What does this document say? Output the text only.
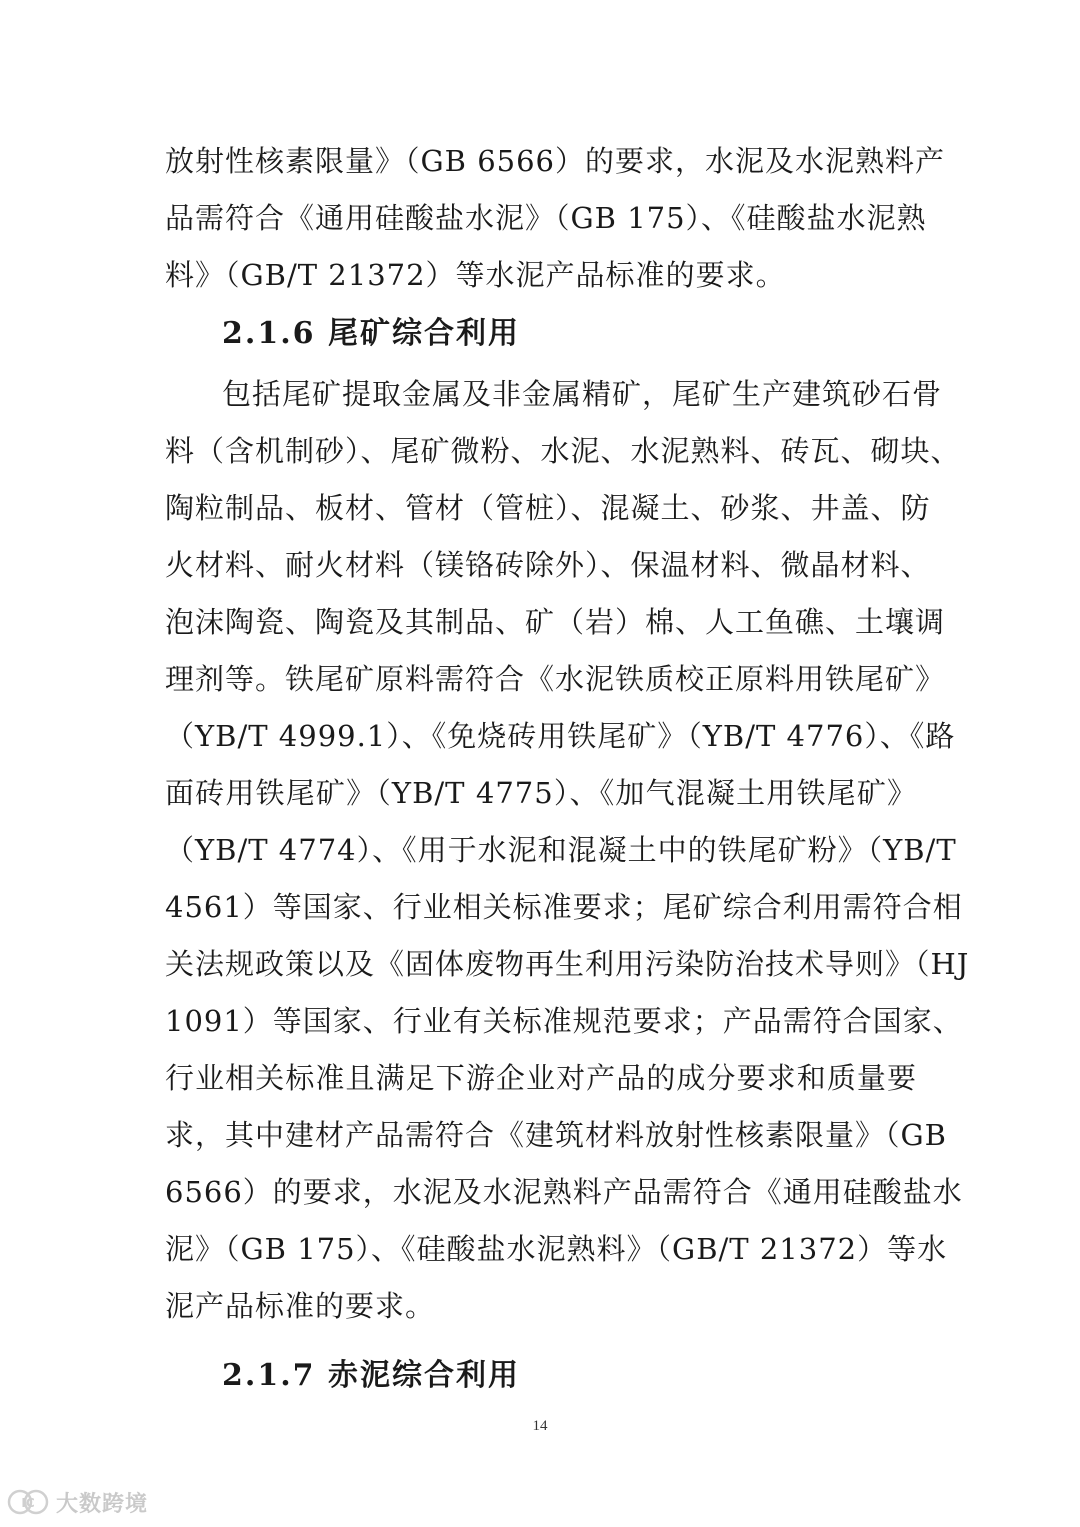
放射性核素限量》（GB 6566）的要求，水泥及水泥熟料产
品需符合《通用硅酸盐水泥》（GB 175）、《硅酸盐水泥熟
料》（GB/T 21372）等水泥产品标准的要求。
2.1.6 尾矿综合利用
包括尾矿提取金属及非金属精矿，尾矿生产建筑砂石骨
料（含机制砂）、尾矿微粉、水泥、水泥熟料、砖瓦、砌块、
陶粒制品、板材、管材（管桩）、混凝土、砂浆、井盖、防
火材料、耐火材料（镁铬砖除外）、保温材料、微晶材料、
泡沫陶瓷、陶瓷及其制品、矿（岩）棉、人工鱼礁、土壤调
理剂等。铁尾矿原料需符合《水泥铁质校正原料用铁尾矿》
（YB/T 4999.1）、《免烧砖用铁尾矿》（YB/T 4776）、《路
面砖用铁尾矿》（YB/T 4775）、《加气混凝土用铁尾矿》
（YB/T 4774）、《用于水泥和混凝土中的铁尾矿粉》（YB/T
4561）等国家、行业相关标准要求；尾矿综合利用需符合相
关法规政策以及《固体废物再生利用污染防治技术导则》（HJ
1091）等国家、行业有关标准规范要求；产品需符合国家、
行业相关标准且满足下游企业对产品的成分要求和质量要
求，其中建材产品需符合《建筑材料放射性核素限量》（GB
6566）的要求，水泥及水泥熟料产品需符合《通用硅酸盐水
泥》（GB 175）、《硅酸盐水泥熟料》（GB/T 21372）等水
泥产品标准的要求。
2.1.7 赤泥综合利用
14
IC 大数跨境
·····
Task details —
Leaving aside the images, write out the entries above word for word.

Written solution —
What does this document say? Output the text only.
放射性核素限量》（GB 6566）的要求，水泥及水泥熟料产
品需符合《通用硅酸盐水泥》（GB 175）、《硅酸盐水泥熟
料》（GB/T 21372）等水泥产品标准的要求。
2.1.6 尾矿综合利用
包括尾矿提取金属及非金属精矿，尾矿生产建筑砂石骨
料（含机制砂）、尾矿微粉、水泥、水泥熟料、砖瓦、砌块、
陶粒制品、板材、管材（管桩）、混凝土、砂浆、井盖、防
火材料、耐火材料（镁铬砖除外）、保温材料、微晶材料、
泡沫陶瓷、陶瓷及其制品、矿（岩）棉、人工鱼礁、土壤调
理剂等。铁尾矿原料需符合《水泥铁质校正原料用铁尾矿》
（YB/T 4999.1）、《免烧砖用铁尾矿》（YB/T 4776）、《路
面砖用铁尾矿》（YB/T 4775）、《加气混凝土用铁尾矿》
（YB/T 4774）、《用于水泥和混凝土中的铁尾矿粉》（YB/T
4561）等国家、行业相关标准要求；尾矿综合利用需符合相
关法规政策以及《固体废物再生利用污染防治技术导则》（HJ
1091）等国家、行业有关标准规范要求；产品需符合国家、
行业相关标准且满足下游企业对产品的成分要求和质量要
求，其中建材产品需符合《建筑材料放射性核素限量》（GB
6566）的要求，水泥及水泥熟料产品需符合《通用硅酸盐水
泥》（GB 175）、《硅酸盐水泥熟料》（GB/T 21372）等水
泥产品标准的要求。
2.1.7 赤泥综合利用
14
IC 大数跨境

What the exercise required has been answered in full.